Reboot Alberta

Thursday, September 27, 2007

You Can't Handle The Truth

I think this scene from "A Few Good Men" is one of the best of all time.

Any Albertan who reads the Royalty Reviw Report "wants answers" and we can "handle the truth."

We are questioning the manner of how decisions are being made.

"We use words like honour code and loyalty" reminds me governments use words like Integrity Transparency and Accountability. They better become meaningful and evident to Albertans.

This further consideration of this Royalty Review Report is a great place to start making those governance values self-evident.

4 comments:

  1. Anonymous8:08 pm

    Ken, any idea why our proposed OSST is a tax on gross profits when the Alaska PPT is a tax on profits. Perhaps you may want to ask the Royalty Review Panel for an explanation.



    The severance tax (production tax) of the State of Alaska has essentially remained
    unchanged since 1989. The current tax is based on a percentage of the gross revenues less
    the royalty. The percentage is adjusted with a formula (Economic Limit Factor or ELF),
    which for oil is based on field size and well productivity. This formula has served Alaska
    well for more than a decade. However, the economic framework on which the ELF
    formula was based is no longer realistic for North Slope conditions. As a result, based on
    the formula, the amount of tax will significantly decrease over the coming decade to a
    point were less than 20% of the oil is actually taxed. This is not in the interest of Alaska.
    Furthermore, the current ELF formula is not sensitive to variations in oil price creating
    significant losses for Alaska under current conditions. Also the production tax does not
    provide incentives to re-invest in Alaska.
    It is suggested to repeal sections of the current act dealing with production tax (AS 43.55)
    and replace them with a profit based tax, the Profit based Production Tax (“PPT”).
    The profit based approach is a widely accepted international practice, including for
    instance Norway, the UK, Nigeria and Angola adopted this approach for the offshore.
    Alberta is using this approach to develop the oil sands.

    ReplyDelete
  2. Anonymous8:23 pm

    High oil and gas prices since 2005 are frequently cited as the cause of these cost
    increases. Projects around the world that were once only marginally economic, are now
    considered very viable, and are now placing increased demands on limited supplies of
    engineering, procurement and construction services and on raw construction materials.

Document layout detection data
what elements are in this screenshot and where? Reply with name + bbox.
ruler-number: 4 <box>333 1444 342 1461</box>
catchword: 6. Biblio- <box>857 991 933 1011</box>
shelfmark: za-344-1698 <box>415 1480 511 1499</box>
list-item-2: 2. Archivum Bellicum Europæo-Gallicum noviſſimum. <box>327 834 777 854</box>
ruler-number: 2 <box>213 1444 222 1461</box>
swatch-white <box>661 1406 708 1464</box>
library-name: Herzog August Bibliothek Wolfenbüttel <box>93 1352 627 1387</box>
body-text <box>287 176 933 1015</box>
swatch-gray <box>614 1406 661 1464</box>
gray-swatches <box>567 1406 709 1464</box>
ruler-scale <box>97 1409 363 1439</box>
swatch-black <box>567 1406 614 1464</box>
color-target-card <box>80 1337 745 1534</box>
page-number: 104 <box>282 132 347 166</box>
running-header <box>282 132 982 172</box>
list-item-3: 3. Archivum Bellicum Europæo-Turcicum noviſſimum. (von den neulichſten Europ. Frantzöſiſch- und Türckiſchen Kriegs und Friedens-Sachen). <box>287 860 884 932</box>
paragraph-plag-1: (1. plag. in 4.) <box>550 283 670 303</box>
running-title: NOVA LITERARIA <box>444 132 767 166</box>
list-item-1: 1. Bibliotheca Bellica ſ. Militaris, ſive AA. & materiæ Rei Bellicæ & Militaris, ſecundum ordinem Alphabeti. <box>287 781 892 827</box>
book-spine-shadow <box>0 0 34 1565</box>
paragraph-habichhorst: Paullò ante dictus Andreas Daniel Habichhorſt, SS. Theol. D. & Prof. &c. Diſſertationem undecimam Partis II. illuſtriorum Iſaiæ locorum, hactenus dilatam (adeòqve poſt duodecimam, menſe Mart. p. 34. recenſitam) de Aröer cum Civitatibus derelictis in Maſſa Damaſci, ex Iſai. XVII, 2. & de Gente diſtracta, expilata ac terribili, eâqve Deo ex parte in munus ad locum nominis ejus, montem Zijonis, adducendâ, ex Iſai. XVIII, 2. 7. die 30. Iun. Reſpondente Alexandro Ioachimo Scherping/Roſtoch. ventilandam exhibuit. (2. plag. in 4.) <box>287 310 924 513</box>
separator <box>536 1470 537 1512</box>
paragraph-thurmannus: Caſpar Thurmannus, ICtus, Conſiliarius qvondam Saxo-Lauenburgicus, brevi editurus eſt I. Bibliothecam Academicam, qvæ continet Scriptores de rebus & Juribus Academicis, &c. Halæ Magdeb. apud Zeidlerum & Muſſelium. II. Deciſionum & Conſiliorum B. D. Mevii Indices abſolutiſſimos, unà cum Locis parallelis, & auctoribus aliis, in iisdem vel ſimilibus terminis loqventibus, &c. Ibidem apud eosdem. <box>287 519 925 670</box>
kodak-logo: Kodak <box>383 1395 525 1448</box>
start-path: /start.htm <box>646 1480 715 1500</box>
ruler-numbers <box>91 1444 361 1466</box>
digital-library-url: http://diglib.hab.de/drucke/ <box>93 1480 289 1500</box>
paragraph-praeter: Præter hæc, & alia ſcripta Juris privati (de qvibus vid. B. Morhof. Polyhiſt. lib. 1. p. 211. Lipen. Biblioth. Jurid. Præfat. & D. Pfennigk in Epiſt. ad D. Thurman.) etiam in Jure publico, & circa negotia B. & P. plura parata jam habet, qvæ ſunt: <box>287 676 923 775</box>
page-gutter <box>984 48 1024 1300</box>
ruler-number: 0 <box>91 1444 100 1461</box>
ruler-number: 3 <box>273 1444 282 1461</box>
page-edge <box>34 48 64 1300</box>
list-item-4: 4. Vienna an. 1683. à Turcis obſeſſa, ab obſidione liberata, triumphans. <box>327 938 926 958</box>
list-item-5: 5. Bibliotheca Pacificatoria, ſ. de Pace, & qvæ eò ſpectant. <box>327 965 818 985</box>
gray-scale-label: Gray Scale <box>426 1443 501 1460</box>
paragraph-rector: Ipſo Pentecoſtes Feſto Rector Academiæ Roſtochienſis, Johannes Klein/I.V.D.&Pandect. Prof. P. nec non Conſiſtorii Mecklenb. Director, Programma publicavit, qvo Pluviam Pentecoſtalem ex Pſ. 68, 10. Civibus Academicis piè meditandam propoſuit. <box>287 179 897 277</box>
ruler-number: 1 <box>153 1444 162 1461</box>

- **Questions on the material**
[A] Answer these questions about the blog post:
(i) Which film is the scene the author praises taken from?
(ii) Since what year has the State of Alaska's severance tax essentially remained unchanged?
(iii) For oil, what is the Economic Limit Factor formula based on?
[B] Which countries does the blog post name as having adopted the profit based approach for the offshore?
Nothing in the listing is needed.

- **Answer section**
[A]
(i) "A Few Good Men"
(ii) 1989
(iii) Field size and well productivity

[B] Norway, the UK, Nigeria, Angola